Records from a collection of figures
·····
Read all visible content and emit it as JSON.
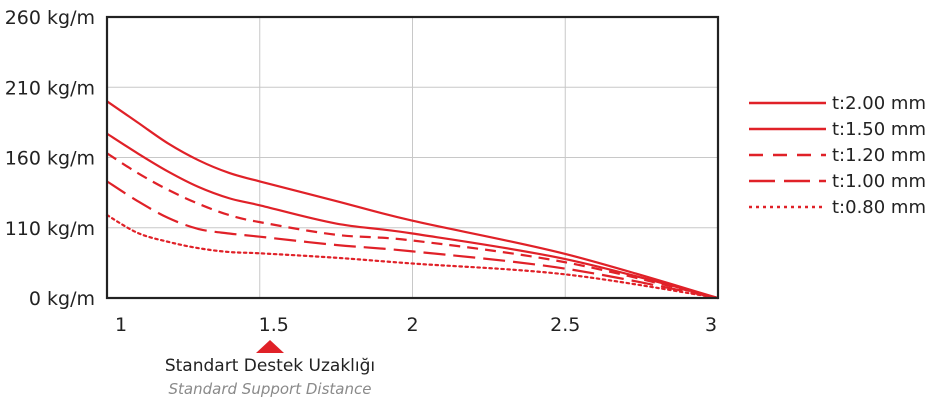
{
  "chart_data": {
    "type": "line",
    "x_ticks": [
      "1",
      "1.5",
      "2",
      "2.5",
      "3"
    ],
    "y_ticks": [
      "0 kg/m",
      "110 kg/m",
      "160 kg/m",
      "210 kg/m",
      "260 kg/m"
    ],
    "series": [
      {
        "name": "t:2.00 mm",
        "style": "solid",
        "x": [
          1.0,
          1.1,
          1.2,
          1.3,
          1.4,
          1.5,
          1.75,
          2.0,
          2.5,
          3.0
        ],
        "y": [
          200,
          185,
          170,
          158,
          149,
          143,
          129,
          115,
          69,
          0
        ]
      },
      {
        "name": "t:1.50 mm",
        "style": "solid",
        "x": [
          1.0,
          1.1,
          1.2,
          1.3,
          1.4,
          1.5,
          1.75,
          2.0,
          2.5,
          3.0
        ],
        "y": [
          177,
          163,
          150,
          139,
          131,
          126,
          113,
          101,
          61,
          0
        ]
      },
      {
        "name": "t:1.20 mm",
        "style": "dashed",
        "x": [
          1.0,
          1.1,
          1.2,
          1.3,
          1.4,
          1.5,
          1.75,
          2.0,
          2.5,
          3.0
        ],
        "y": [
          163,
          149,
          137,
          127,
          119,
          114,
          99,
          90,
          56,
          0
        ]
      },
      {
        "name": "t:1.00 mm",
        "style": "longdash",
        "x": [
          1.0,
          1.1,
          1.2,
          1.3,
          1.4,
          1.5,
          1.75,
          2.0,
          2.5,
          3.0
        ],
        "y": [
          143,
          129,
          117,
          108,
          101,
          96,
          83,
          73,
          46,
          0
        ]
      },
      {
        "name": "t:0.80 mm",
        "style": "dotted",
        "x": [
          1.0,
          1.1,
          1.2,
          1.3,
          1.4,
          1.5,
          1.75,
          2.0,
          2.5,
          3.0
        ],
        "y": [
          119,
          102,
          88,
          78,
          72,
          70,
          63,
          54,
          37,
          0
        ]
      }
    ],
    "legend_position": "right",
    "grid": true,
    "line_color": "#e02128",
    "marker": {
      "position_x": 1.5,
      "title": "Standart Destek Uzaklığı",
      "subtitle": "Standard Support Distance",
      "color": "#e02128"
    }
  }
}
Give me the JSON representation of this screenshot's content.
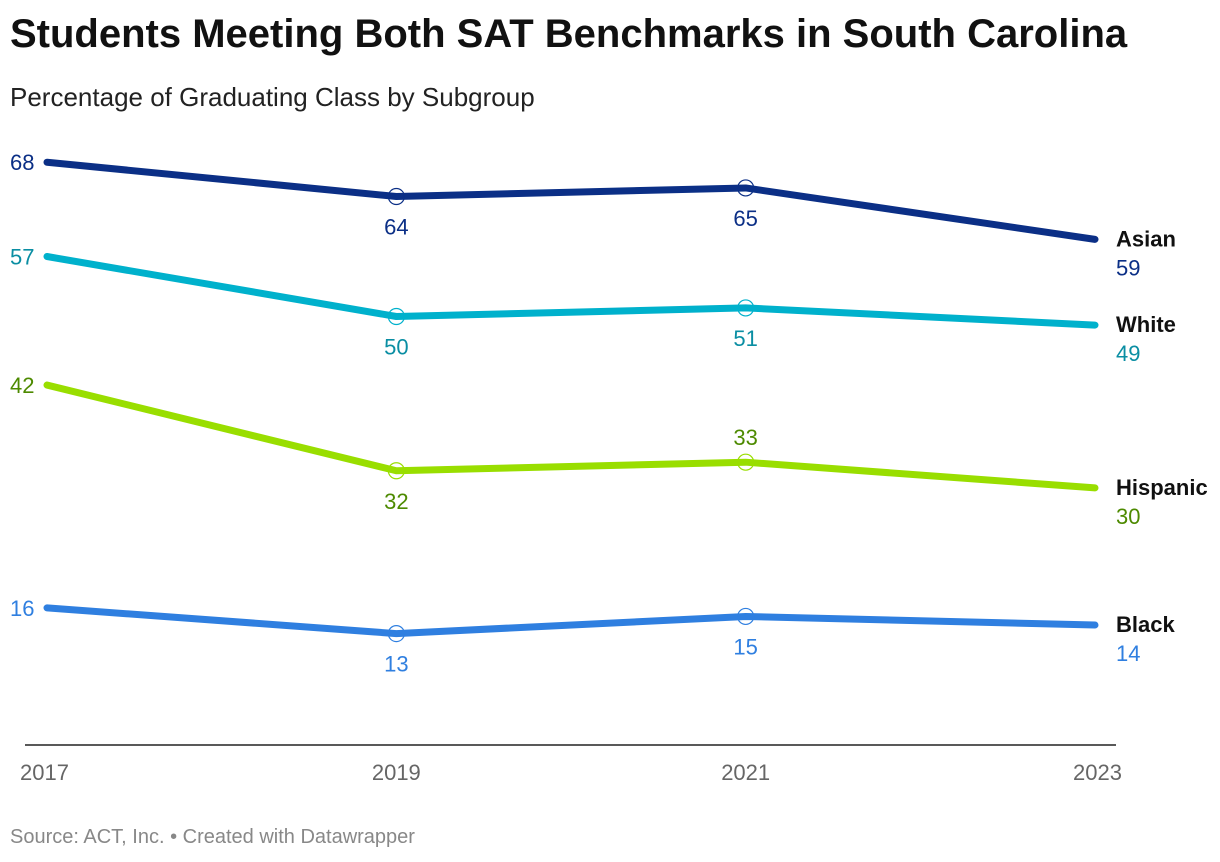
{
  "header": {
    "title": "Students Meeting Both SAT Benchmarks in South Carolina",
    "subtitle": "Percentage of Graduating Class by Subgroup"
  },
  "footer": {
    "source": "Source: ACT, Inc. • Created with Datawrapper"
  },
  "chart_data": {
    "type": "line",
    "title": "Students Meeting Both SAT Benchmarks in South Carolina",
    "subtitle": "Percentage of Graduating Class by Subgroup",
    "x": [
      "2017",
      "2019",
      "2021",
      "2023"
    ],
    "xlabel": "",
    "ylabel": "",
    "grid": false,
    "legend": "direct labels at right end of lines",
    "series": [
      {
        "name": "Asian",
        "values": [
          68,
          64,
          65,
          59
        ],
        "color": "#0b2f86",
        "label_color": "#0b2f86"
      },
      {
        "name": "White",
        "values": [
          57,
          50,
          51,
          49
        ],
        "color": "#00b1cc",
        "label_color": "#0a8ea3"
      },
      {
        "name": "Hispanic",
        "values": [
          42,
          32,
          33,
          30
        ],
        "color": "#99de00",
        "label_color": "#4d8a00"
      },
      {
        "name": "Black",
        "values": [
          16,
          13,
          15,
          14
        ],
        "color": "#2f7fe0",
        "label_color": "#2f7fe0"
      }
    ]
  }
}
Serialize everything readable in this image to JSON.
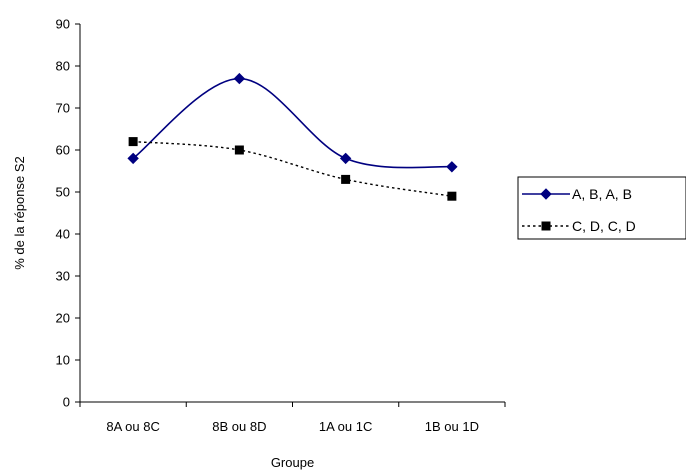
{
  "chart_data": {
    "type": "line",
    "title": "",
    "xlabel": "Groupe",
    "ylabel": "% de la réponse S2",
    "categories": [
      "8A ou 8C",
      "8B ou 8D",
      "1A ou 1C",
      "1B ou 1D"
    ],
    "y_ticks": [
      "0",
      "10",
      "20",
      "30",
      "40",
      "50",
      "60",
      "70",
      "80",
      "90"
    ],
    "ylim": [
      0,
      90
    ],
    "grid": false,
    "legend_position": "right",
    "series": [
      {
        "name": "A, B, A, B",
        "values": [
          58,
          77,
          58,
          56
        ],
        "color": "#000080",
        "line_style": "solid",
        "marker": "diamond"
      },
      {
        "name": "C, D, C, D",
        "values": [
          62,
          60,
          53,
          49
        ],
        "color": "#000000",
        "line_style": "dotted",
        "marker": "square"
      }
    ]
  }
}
·····
## EXERCISE
Work out how many lines in the records above contain the word "Subgroup", and give only that number.

## TASK SOLUTION
2